• **Stated goal**
Reproduce every one of the items below verbatim, line for line, adding nothing and leaving nothing out.

• **Data records**
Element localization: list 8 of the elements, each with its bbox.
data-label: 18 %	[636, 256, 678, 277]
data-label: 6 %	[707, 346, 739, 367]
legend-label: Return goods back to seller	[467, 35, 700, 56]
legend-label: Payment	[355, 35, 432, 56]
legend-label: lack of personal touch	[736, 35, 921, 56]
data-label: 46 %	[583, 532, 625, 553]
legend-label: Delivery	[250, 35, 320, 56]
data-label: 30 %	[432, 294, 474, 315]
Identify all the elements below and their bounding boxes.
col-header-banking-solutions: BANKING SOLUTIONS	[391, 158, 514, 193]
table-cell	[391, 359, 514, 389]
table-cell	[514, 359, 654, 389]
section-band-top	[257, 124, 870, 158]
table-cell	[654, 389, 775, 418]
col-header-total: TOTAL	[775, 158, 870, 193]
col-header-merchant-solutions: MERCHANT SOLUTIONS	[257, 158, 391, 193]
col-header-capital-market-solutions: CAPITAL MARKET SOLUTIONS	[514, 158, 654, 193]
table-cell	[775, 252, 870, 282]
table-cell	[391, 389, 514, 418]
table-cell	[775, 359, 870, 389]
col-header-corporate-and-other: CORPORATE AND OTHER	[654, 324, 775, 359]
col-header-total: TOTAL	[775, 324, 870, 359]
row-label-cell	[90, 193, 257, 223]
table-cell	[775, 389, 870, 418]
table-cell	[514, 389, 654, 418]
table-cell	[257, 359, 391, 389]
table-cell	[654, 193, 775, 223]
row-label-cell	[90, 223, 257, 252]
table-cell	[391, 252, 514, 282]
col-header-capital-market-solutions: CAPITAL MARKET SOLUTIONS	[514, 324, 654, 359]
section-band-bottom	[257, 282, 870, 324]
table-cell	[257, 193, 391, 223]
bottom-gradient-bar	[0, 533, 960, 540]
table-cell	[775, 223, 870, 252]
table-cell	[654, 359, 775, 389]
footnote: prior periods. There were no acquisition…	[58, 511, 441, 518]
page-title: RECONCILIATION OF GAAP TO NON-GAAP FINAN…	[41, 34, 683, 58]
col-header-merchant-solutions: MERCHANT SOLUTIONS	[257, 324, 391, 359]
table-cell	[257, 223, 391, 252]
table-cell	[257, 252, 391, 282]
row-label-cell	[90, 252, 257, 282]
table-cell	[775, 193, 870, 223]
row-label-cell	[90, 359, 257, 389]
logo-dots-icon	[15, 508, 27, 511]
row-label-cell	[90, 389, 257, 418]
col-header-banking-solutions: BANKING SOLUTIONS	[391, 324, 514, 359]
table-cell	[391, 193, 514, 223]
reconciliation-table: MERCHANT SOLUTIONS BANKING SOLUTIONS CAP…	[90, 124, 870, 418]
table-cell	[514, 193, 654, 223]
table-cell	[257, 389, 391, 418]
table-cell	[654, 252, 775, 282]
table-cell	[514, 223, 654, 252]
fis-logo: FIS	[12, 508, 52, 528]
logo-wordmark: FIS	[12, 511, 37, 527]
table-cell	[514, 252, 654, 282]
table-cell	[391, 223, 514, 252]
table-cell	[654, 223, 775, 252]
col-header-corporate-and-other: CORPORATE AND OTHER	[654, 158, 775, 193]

• **Reply to the task**
Element localization: list 8 of the elements, each with its bbox.
data-label: 18 %	[636, 256, 678, 277]
data-label: 6 %	[707, 346, 739, 367]
legend-label: Return goods back to seller	[467, 35, 700, 56]
legend-label: Payment	[355, 35, 432, 56]
legend-label: lack of personal touch	[736, 35, 921, 56]
data-label: 46 %	[583, 532, 625, 553]
legend-label: Delivery	[250, 35, 320, 56]
data-label: 30 %	[432, 294, 474, 315]
Identify all the elements below and their bounding boxes.
col-header-banking-solutions: BANKING SOLUTIONS	[391, 158, 514, 193]
table-cell	[391, 359, 514, 389]
table-cell	[514, 359, 654, 389]
section-band-top	[257, 124, 870, 158]
table-cell	[654, 389, 775, 418]
col-header-total: TOTAL	[775, 158, 870, 193]
col-header-merchant-solutions: MERCHANT SOLUTIONS	[257, 158, 391, 193]
col-header-capital-market-solutions: CAPITAL MARKET SOLUTIONS	[514, 158, 654, 193]
table-cell	[775, 252, 870, 282]
table-cell	[391, 389, 514, 418]
table-cell	[775, 359, 870, 389]
col-header-corporate-and-other: CORPORATE AND OTHER	[654, 324, 775, 359]
col-header-total: TOTAL	[775, 324, 870, 359]
row-label-cell	[90, 193, 257, 223]
table-cell	[775, 389, 870, 418]
table-cell	[514, 389, 654, 418]
table-cell	[257, 359, 391, 389]
table-cell	[654, 193, 775, 223]
row-label-cell	[90, 223, 257, 252]
table-cell	[391, 252, 514, 282]
col-header-capital-market-solutions: CAPITAL MARKET SOLUTIONS	[514, 324, 654, 359]
section-band-bottom	[257, 282, 870, 324]
table-cell	[257, 193, 391, 223]
bottom-gradient-bar	[0, 533, 960, 540]
table-cell	[775, 223, 870, 252]
table-cell	[654, 359, 775, 389]
footnote: prior periods. There were no acquisition…	[58, 511, 441, 518]
page-title: RECONCILIATION OF GAAP TO NON-GAAP FINAN…	[41, 34, 683, 58]
col-header-merchant-solutions: MERCHANT SOLUTIONS	[257, 324, 391, 359]
table-cell	[257, 223, 391, 252]
table-cell	[257, 252, 391, 282]
row-label-cell	[90, 252, 257, 282]
table-cell	[775, 193, 870, 223]
row-label-cell	[90, 359, 257, 389]
logo-dots-icon	[15, 508, 27, 511]
row-label-cell	[90, 389, 257, 418]
col-header-banking-solutions: BANKING SOLUTIONS	[391, 324, 514, 359]
table-cell	[391, 193, 514, 223]
reconciliation-table: MERCHANT SOLUTIONS BANKING SOLUTIONS CAP…	[90, 124, 870, 418]
table-cell	[514, 193, 654, 223]
table-cell	[257, 389, 391, 418]
table-cell	[654, 252, 775, 282]
table-cell	[514, 223, 654, 252]
fis-logo: FIS	[12, 508, 52, 528]
logo-wordmark: FIS	[12, 511, 37, 527]
table-cell	[514, 252, 654, 282]
table-cell	[391, 223, 514, 252]
table-cell	[654, 223, 775, 252]
col-header-corporate-and-other: CORPORATE AND OTHER	[654, 158, 775, 193]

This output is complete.